Problem description: Report each line from the listing that the string "Italiana" appears in.

Excerpted records:
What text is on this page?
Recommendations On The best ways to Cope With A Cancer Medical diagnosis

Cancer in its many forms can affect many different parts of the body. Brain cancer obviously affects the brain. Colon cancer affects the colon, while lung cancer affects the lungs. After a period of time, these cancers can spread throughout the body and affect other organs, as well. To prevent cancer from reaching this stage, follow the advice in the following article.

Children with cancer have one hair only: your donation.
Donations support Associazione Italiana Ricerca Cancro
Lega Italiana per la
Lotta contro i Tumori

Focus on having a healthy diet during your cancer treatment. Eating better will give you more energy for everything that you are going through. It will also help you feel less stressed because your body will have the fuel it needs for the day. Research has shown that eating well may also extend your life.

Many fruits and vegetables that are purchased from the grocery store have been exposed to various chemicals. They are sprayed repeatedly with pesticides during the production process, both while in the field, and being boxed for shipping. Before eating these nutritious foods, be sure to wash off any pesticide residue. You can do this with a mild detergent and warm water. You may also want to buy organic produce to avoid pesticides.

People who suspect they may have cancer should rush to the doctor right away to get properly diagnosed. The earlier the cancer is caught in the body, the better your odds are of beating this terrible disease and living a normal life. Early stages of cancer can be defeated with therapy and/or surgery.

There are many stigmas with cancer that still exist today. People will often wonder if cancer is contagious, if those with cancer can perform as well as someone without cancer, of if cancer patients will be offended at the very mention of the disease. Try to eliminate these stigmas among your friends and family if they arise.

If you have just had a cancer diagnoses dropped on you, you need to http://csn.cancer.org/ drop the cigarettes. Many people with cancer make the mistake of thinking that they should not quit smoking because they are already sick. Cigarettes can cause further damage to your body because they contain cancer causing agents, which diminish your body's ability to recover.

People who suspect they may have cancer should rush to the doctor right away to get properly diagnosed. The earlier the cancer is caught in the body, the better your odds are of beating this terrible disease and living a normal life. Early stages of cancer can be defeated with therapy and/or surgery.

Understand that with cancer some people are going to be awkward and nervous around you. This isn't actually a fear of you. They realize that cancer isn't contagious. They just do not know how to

Exercise response:
Donations support Associazione Italiana Ricerca Cancro
Lega Italiana per la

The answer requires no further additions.